• WHAT TO DO: All of the material below is to be returned exactly.

(Recorded data)

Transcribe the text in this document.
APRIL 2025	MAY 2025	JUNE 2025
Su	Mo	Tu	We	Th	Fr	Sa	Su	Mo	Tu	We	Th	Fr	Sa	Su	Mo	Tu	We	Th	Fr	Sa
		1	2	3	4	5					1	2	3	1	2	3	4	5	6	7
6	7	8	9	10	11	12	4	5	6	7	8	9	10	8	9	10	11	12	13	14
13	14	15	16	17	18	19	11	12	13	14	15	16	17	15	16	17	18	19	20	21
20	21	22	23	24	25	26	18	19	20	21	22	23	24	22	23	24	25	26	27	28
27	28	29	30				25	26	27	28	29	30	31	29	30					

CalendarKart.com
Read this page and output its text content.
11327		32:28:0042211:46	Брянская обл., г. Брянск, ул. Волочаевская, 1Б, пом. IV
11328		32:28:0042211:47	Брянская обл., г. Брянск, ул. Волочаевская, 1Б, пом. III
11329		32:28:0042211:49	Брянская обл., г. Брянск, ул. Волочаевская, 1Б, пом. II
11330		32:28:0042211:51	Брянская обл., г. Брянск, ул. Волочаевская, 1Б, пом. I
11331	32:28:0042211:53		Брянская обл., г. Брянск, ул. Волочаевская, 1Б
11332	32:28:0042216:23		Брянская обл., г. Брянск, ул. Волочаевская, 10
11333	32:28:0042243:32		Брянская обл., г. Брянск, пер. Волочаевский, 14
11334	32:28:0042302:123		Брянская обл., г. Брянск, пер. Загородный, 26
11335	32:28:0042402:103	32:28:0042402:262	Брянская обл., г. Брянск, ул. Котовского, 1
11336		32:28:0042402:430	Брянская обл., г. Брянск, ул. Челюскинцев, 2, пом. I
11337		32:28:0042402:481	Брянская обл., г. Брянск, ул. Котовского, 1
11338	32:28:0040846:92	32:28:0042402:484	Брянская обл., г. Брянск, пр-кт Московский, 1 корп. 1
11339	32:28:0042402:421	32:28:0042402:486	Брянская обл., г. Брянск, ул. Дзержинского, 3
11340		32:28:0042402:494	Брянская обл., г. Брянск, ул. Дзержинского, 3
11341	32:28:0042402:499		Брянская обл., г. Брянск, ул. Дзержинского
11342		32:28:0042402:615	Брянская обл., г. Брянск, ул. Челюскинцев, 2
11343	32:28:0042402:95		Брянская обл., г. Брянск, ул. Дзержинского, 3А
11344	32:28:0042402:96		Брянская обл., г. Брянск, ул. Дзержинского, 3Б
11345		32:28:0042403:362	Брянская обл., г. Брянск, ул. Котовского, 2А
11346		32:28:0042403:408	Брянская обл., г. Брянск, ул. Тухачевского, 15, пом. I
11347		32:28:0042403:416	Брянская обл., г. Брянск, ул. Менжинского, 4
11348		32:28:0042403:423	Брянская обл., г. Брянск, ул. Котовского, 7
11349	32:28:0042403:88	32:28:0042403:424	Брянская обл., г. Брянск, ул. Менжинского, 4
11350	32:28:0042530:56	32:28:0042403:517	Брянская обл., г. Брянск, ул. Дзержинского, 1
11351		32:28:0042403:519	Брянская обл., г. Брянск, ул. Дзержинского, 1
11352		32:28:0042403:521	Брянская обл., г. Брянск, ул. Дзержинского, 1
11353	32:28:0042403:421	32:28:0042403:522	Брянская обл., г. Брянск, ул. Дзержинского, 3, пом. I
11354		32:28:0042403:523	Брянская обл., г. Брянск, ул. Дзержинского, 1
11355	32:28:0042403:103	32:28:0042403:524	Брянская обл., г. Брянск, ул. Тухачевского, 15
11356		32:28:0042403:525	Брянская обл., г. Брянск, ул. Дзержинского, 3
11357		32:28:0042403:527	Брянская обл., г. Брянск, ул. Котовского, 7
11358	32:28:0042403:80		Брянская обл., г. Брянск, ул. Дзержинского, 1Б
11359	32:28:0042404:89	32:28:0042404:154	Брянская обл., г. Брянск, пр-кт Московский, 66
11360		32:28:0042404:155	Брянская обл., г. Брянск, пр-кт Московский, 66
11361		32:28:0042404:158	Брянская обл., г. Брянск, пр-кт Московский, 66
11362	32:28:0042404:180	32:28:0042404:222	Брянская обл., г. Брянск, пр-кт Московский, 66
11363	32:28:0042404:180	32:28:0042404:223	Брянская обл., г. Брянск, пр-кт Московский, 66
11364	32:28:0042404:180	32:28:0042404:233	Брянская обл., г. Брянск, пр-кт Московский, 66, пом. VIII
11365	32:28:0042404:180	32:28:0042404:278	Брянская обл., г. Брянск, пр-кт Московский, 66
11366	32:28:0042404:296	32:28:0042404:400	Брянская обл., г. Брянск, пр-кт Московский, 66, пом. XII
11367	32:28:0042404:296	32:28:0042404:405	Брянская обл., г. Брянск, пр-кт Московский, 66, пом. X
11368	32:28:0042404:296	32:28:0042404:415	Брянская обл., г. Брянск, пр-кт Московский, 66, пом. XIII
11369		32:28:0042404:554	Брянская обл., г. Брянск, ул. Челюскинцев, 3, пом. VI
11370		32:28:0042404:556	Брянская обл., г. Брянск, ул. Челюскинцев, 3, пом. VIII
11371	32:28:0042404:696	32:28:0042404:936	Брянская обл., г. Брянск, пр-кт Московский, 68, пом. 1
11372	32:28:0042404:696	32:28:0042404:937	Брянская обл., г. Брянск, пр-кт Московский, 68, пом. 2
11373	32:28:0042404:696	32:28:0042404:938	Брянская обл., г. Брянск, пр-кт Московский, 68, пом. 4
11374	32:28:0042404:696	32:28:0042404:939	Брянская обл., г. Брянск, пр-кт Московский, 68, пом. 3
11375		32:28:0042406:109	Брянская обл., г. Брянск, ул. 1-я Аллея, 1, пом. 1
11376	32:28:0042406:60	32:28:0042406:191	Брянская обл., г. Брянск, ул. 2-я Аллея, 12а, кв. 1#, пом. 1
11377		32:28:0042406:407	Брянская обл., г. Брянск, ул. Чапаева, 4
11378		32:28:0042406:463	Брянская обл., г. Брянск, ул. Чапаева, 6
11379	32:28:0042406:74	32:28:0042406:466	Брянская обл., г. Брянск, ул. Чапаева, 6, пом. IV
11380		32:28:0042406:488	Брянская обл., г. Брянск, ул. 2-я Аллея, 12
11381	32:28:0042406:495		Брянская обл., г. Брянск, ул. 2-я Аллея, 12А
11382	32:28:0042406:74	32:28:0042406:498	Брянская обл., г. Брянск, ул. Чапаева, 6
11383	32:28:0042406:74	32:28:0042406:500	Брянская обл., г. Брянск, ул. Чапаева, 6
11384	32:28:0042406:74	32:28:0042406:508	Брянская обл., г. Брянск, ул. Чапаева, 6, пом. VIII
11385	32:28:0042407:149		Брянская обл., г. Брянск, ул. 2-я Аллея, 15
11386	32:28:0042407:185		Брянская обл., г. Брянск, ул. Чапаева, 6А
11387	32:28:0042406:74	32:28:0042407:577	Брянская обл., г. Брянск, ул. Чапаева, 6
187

• THE REPLY:
Transcribe the text in this document.
APRIL 2025	MAY 2025	JUNE 2025
Su	Mo	Tu	We	Th	Fr	Sa	Su	Mo	Tu	We	Th	Fr	Sa	Su	Mo	Tu	We	Th	Fr	Sa
		1	2	3	4	5					1	2	3	1	2	3	4	5	6	7
6	7	8	9	10	11	12	4	5	6	7	8	9	10	8	9	10	11	12	13	14
13	14	15	16	17	18	19	11	12	13	14	15	16	17	15	16	17	18	19	20	21
20	21	22	23	24	25	26	18	19	20	21	22	23	24	22	23	24	25	26	27	28
27	28	29	30				25	26	27	28	29	30	31	29	30					

CalendarKart.com
Read this page and output its text content.
11327		32:28:0042211:46	Брянская обл., г. Брянск, ул. Волочаевская, 1Б, пом. IV
11328		32:28:0042211:47	Брянская обл., г. Брянск, ул. Волочаевская, 1Б, пом. III
11329		32:28:0042211:49	Брянская обл., г. Брянск, ул. Волочаевская, 1Б, пом. II
11330		32:28:0042211:51	Брянская обл., г. Брянск, ул. Волочаевская, 1Б, пом. I
11331	32:28:0042211:53		Брянская обл., г. Брянск, ул. Волочаевская, 1Б
11332	32:28:0042216:23		Брянская обл., г. Брянск, ул. Волочаевская, 10
11333	32:28:0042243:32		Брянская обл., г. Брянск, пер. Волочаевский, 14
11334	32:28:0042302:123		Брянская обл., г. Брянск, пер. Загородный, 26
11335	32:28:0042402:103	32:28:0042402:262	Брянская обл., г. Брянск, ул. Котовского, 1
11336		32:28:0042402:430	Брянская обл., г. Брянск, ул. Челюскинцев, 2, пом. I
11337		32:28:0042402:481	Брянская обл., г. Брянск, ул. Котовского, 1
11338	32:28:0040846:92	32:28:0042402:484	Брянская обл., г. Брянск, пр-кт Московский, 1 корп. 1
11339	32:28:0042402:421	32:28:0042402:486	Брянская обл., г. Брянск, ул. Дзержинского, 3
11340		32:28:0042402:494	Брянская обл., г. Брянск, ул. Дзержинского, 3
11341	32:28:0042402:499		Брянская обл., г. Брянск, ул. Дзержинского
11342		32:28:0042402:615	Брянская обл., г. Брянск, ул. Челюскинцев, 2
11343	32:28:0042402:95		Брянская обл., г. Брянск, ул. Дзержинского, 3А
11344	32:28:0042402:96		Брянская обл., г. Брянск, ул. Дзержинского, 3Б
11345		32:28:0042403:362	Брянская обл., г. Брянск, ул. Котовского, 2А
11346		32:28:0042403:408	Брянская обл., г. Брянск, ул. Тухачевского, 15, пом. I
11347		32:28:0042403:416	Брянская обл., г. Брянск, ул. Менжинского, 4
11348		32:28:0042403:423	Брянская обл., г. Брянск, ул. Котовского, 7
11349	32:28:0042403:88	32:28:0042403:424	Брянская обл., г. Брянск, ул. Менжинского, 4
11350	32:28:0042530:56	32:28:0042403:517	Брянская обл., г. Брянск, ул. Дзержинского, 1
11351		32:28:0042403:519	Брянская обл., г. Брянск, ул. Дзержинского, 1
11352		32:28:0042403:521	Брянская обл., г. Брянск, ул. Дзержинского, 1
11353	32:28:0042403:421	32:28:0042403:522	Брянская обл., г. Брянск, ул. Дзержинского, 3, пом. I
11354		32:28:0042403:523	Брянская обл., г. Брянск, ул. Дзержинского, 1
11355	32:28:0042403:103	32:28:0042403:524	Брянская обл., г. Брянск, ул. Тухачевского, 15
11356		32:28:0042403:525	Брянская обл., г. Брянск, ул. Дзержинского, 3
11357		32:28:0042403:527	Брянская обл., г. Брянск, ул. Котовского, 7
11358	32:28:0042403:80		Брянская обл., г. Брянск, ул. Дзержинского, 1Б
11359	32:28:0042404:89	32:28:0042404:154	Брянская обл., г. Брянск, пр-кт Московский, 66
11360		32:28:0042404:155	Брянская обл., г. Брянск, пр-кт Московский, 66
11361		32:28:0042404:158	Брянская обл., г. Брянск, пр-кт Московский, 66
11362	32:28:0042404:180	32:28:0042404:222	Брянская обл., г. Брянск, пр-кт Московский, 66
11363	32:28:0042404:180	32:28:0042404:223	Брянская обл., г. Брянск, пр-кт Московский, 66
11364	32:28:0042404:180	32:28:0042404:233	Брянская обл., г. Брянск, пр-кт Московский, 66, пом. VIII
11365	32:28:0042404:180	32:28:0042404:278	Брянская обл., г. Брянск, пр-кт Московский, 66
11366	32:28:0042404:296	32:28:0042404:400	Брянская обл., г. Брянск, пр-кт Московский, 66, пом. XII
11367	32:28:0042404:296	32:28:0042404:405	Брянская обл., г. Брянск, пр-кт Московский, 66, пом. X
11368	32:28:0042404:296	32:28:0042404:415	Брянская обл., г. Брянск, пр-кт Московский, 66, пом. XIII
11369		32:28:0042404:554	Брянская обл., г. Брянск, ул. Челюскинцев, 3, пом. VI
11370		32:28:0042404:556	Брянская обл., г. Брянск, ул. Челюскинцев, 3, пом. VIII
11371	32:28:0042404:696	32:28:0042404:936	Брянская обл., г. Брянск, пр-кт Московский, 68, пом. 1
11372	32:28:0042404:696	32:28:0042404:937	Брянская обл., г. Брянск, пр-кт Московский, 68, пом. 2
11373	32:28:0042404:696	32:28:0042404:938	Брянская обл., г. Брянск, пр-кт Московский, 68, пом. 4
11374	32:28:0042404:696	32:28:0042404:939	Брянская обл., г. Брянск, пр-кт Московский, 68, пом. 3
11375		32:28:0042406:109	Брянская обл., г. Брянск, ул. 1-я Аллея, 1, пом. 1
11376	32:28:0042406:60	32:28:0042406:191	Брянская обл., г. Брянск, ул. 2-я Аллея, 12а, кв. 1#, пом. 1
11377		32:28:0042406:407	Брянская обл., г. Брянск, ул. Чапаева, 4
11378		32:28:0042406:463	Брянская обл., г. Брянск, ул. Чапаева, 6
11379	32:28:0042406:74	32:28:0042406:466	Брянская обл., г. Брянск, ул. Чапаева, 6, пом. IV
11380		32:28:0042406:488	Брянская обл., г. Брянск, ул. 2-я Аллея, 12
11381	32:28:0042406:495		Брянская обл., г. Брянск, ул. 2-я Аллея, 12А
11382	32:28:0042406:74	32:28:0042406:498	Брянская обл., г. Брянск, ул. Чапаева, 6
11383	32:28:0042406:74	32:28:0042406:500	Брянская обл., г. Брянск, ул. Чапаева, 6
11384	32:28:0042406:74	32:28:0042406:508	Брянская обл., г. Брянск, ул. Чапаева, 6, пом. VIII
11385	32:28:0042407:149		Брянская обл., г. Брянск, ул. 2-я Аллея, 15
11386	32:28:0042407:185		Брянская обл., г. Брянск, ул. Чапаева, 6А
11387	32:28:0042406:74	32:28:0042407:577	Брянская обл., г. Брянск, ул. Чапаева, 6
187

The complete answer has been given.